The records that follow are to be repeated exactly, with the pictures removed.

## Entries
┌──

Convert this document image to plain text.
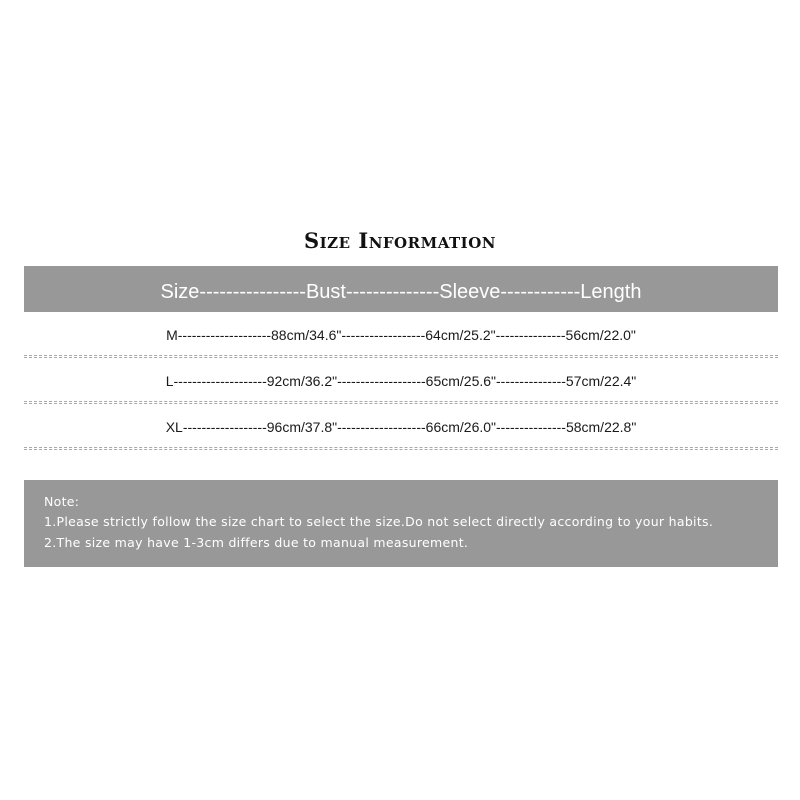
Size Information
Size----------------Bust--------------Sleeve------------Length
M--------------------88cm/34.6"------------------64cm/25.2"---------------56cm/22.0"
L--------------------92cm/36.2"-------------------65cm/25.6"---------------57cm/22.4"
XL------------------96cm/37.8"-------------------66cm/26.0"---------------58cm/22.8"
Note:
1.Please strictly follow the size chart to select the size.Do not select directly according to your habits.
2.The size may have 1-3cm differs due to manual measurement.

└──

## Response to this task
Convert this document image to plain text.
Size Information
Size----------------Bust--------------Sleeve------------Length
M--------------------88cm/34.6"------------------64cm/25.2"---------------56cm/22.0"
L--------------------92cm/36.2"-------------------65cm/25.6"---------------57cm/22.4"
XL------------------96cm/37.8"-------------------66cm/26.0"---------------58cm/22.8"
Note:
1.Please strictly follow the size chart to select the size.Do not select directly according to your habits.
2.The size may have 1-3cm differs due to manual measurement.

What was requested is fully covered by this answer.